## Short exercise
Print all of the data exactly.

· · · · ·

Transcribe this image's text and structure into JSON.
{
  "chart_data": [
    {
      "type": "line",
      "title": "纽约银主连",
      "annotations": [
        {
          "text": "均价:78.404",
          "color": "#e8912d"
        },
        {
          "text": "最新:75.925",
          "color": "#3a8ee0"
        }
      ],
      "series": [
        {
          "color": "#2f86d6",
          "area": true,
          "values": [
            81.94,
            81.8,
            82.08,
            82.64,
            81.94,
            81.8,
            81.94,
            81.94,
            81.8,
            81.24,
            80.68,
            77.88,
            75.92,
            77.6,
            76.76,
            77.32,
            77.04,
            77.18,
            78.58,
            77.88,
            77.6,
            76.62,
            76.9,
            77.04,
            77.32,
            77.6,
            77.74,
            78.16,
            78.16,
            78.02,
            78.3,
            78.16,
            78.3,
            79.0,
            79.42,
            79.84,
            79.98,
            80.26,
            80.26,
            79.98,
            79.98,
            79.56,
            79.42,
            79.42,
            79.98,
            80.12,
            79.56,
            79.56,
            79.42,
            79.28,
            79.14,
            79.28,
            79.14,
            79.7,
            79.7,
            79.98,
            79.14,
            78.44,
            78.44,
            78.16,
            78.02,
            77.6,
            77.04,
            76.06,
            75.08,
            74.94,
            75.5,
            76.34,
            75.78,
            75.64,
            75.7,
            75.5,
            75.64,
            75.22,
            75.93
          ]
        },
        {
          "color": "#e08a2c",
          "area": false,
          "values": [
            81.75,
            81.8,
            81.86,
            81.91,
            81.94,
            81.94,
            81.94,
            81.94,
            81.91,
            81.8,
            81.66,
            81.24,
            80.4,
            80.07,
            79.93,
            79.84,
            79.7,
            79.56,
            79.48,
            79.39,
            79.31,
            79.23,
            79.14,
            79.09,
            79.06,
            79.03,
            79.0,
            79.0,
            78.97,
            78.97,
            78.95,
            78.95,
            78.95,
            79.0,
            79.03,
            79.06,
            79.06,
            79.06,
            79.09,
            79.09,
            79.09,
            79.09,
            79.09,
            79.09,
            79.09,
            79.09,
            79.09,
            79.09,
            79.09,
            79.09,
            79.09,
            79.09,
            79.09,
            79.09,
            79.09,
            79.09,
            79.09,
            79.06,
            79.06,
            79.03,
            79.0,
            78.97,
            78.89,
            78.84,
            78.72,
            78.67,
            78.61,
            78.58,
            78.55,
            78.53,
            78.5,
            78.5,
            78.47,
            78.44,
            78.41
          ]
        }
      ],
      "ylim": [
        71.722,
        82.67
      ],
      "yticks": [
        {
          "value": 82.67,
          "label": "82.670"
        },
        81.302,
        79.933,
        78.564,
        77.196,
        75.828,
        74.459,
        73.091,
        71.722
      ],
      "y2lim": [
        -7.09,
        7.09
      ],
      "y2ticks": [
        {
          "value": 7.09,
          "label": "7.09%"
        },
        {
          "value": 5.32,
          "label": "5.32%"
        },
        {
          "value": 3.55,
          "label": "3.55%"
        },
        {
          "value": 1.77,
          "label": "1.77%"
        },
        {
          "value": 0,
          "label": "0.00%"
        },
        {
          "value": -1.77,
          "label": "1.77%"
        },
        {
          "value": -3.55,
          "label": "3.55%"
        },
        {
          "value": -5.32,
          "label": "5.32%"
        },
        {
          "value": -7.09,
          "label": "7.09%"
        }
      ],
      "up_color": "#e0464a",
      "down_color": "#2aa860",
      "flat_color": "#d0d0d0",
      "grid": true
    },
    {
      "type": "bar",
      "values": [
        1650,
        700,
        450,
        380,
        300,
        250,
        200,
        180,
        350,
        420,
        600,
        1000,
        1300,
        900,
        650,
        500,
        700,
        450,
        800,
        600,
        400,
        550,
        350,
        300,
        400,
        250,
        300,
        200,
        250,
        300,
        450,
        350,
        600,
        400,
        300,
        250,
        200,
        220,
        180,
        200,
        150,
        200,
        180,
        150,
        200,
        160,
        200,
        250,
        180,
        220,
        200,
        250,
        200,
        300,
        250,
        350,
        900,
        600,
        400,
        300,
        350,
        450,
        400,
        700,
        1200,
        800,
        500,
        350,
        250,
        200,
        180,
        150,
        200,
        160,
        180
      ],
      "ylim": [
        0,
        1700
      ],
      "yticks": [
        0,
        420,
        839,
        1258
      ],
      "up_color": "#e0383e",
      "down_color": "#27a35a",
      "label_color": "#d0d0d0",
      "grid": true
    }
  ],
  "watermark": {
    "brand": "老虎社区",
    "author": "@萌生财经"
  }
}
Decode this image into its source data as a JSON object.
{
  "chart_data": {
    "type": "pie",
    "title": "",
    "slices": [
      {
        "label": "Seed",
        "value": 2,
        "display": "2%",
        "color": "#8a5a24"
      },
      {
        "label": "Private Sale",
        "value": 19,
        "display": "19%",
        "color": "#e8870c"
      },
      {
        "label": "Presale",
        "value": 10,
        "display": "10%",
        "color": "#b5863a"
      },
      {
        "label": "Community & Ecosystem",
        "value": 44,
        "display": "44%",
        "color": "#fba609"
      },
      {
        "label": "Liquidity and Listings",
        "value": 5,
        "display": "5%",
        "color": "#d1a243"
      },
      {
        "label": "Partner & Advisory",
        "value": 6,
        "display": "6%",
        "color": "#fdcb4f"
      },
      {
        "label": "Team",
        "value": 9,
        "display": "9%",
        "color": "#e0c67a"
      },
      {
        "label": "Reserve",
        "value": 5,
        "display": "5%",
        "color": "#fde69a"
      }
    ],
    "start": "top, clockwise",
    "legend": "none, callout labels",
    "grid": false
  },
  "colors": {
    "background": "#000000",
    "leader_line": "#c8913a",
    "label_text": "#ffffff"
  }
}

· · · · ·

## Response to this task
Transcribe this image's text and structure into JSON.
{
  "chart_data": [
    {
      "type": "line",
      "title": "纽约银主连",
      "annotations": [
        {
          "text": "均价:78.404",
          "color": "#e8912d"
        },
        {
          "text": "最新:75.925",
          "color": "#3a8ee0"
        }
      ],
      "series": [
        {
          "color": "#2f86d6",
          "area": true,
          "values": [
            81.94,
            81.8,
            82.08,
            82.64,
            81.94,
            81.8,
            81.94,
            81.94,
            81.8,
            81.24,
            80.68,
            77.88,
            75.92,
            77.6,
            76.76,
            77.32,
            77.04,
            77.18,
            78.58,
            77.88,
            77.6,
            76.62,
            76.9,
            77.04,
            77.32,
            77.6,
            77.74,
            78.16,
            78.16,
            78.02,
            78.3,
            78.16,
            78.3,
            79.0,
            79.42,
            79.84,
            79.98,
            80.26,
            80.26,
            79.98,
            79.98,
            79.56,
            79.42,
            79.42,
            79.98,
            80.12,
            79.56,
            79.56,
            79.42,
            79.28,
            79.14,
            79.28,
            79.14,
            79.7,
            79.7,
            79.98,
            79.14,
            78.44,
            78.44,
            78.16,
            78.02,
            77.6,
            77.04,
            76.06,
            75.08,
            74.94,
            75.5,
            76.34,
            75.78,
            75.64,
            75.7,
            75.5,
            75.64,
            75.22,
            75.93
          ]
        },
        {
          "color": "#e08a2c",
          "area": false,
          "values": [
            81.75,
            81.8,
            81.86,
            81.91,
            81.94,
            81.94,
            81.94,
            81.94,
            81.91,
            81.8,
            81.66,
            81.24,
            80.4,
            80.07,
            79.93,
            79.84,
            79.7,
            79.56,
            79.48,
            79.39,
            79.31,
            79.23,
            79.14,
            79.09,
            79.06,
            79.03,
            79.0,
            79.0,
            78.97,
            78.97,
            78.95,
            78.95,
            78.95,
            79.0,
            79.03,
            79.06,
            79.06,
            79.06,
            79.09,
            79.09,
            79.09,
            79.09,
            79.09,
            79.09,
            79.09,
            79.09,
            79.09,
            79.09,
            79.09,
            79.09,
            79.09,
            79.09,
            79.09,
            79.09,
            79.09,
            79.09,
            79.09,
            79.06,
            79.06,
            79.03,
            79.0,
            78.97,
            78.89,
            78.84,
            78.72,
            78.67,
            78.61,
            78.58,
            78.55,
            78.53,
            78.5,
            78.5,
            78.47,
            78.44,
            78.41
          ]
        }
      ],
      "ylim": [
        71.722,
        82.67
      ],
      "yticks": [
        {
          "value": 82.67,
          "label": "82.670"
        },
        81.302,
        79.933,
        78.564,
        77.196,
        75.828,
        74.459,
        73.091,
        71.722
      ],
      "y2lim": [
        -7.09,
        7.09
      ],
      "y2ticks": [
        {
          "value": 7.09,
          "label": "7.09%"
        },
        {
          "value": 5.32,
          "label": "5.32%"
        },
        {
          "value": 3.55,
          "label": "3.55%"
        },
        {
          "value": 1.77,
          "label": "1.77%"
        },
        {
          "value": 0,
          "label": "0.00%"
        },
        {
          "value": -1.77,
          "label": "1.77%"
        },
        {
          "value": -3.55,
          "label": "3.55%"
        },
        {
          "value": -5.32,
          "label": "5.32%"
        },
        {
          "value": -7.09,
          "label": "7.09%"
        }
      ],
      "up_color": "#e0464a",
      "down_color": "#2aa860",
      "flat_color": "#d0d0d0",
      "grid": true
    },
    {
      "type": "bar",
      "values": [
        1650,
        700,
        450,
        380,
        300,
        250,
        200,
        180,
        350,
        420,
        600,
        1000,
        1300,
        900,
        650,
        500,
        700,
        450,
        800,
        600,
        400,
        550,
        350,
        300,
        400,
        250,
        300,
        200,
        250,
        300,
        450,
        350,
        600,
        400,
        300,
        250,
        200,
        220,
        180,
        200,
        150,
        200,
        180,
        150,
        200,
        160,
        200,
        250,
        180,
        220,
        200,
        250,
        200,
        300,
        250,
        350,
        900,
        600,
        400,
        300,
        350,
        450,
        400,
        700,
        1200,
        800,
        500,
        350,
        250,
        200,
        180,
        150,
        200,
        160,
        180
      ],
      "ylim": [
        0,
        1700
      ],
      "yticks": [
        0,
        420,
        839,
        1258
      ],
      "up_color": "#e0383e",
      "down_color": "#27a35a",
      "label_color": "#d0d0d0",
      "grid": true
    }
  ],
  "watermark": {
    "brand": "老虎社区",
    "author": "@萌生财经"
  }
}
Decode this image into its source data as a JSON object.
{
  "chart_data": {
    "type": "pie",
    "title": "",
    "slices": [
      {
        "label": "Seed",
        "value": 2,
        "display": "2%",
        "color": "#8a5a24"
      },
      {
        "label": "Private Sale",
        "value": 19,
        "display": "19%",
        "color": "#e8870c"
      },
      {
        "label": "Presale",
        "value": 10,
        "display": "10%",
        "color": "#b5863a"
      },
      {
        "label": "Community & Ecosystem",
        "value": 44,
        "display": "44%",
        "color": "#fba609"
      },
      {
        "label": "Liquidity and Listings",
        "value": 5,
        "display": "5%",
        "color": "#d1a243"
      },
      {
        "label": "Partner & Advisory",
        "value": 6,
        "display": "6%",
        "color": "#fdcb4f"
      },
      {
        "label": "Team",
        "value": 9,
        "display": "9%",
        "color": "#e0c67a"
      },
      {
        "label": "Reserve",
        "value": 5,
        "display": "5%",
        "color": "#fde69a"
      }
    ],
    "start": "top, clockwise",
    "legend": "none, callout labels",
    "grid": false
  },
  "colors": {
    "background": "#000000",
    "leader_line": "#c8913a",
    "label_text": "#ffffff"
  }
}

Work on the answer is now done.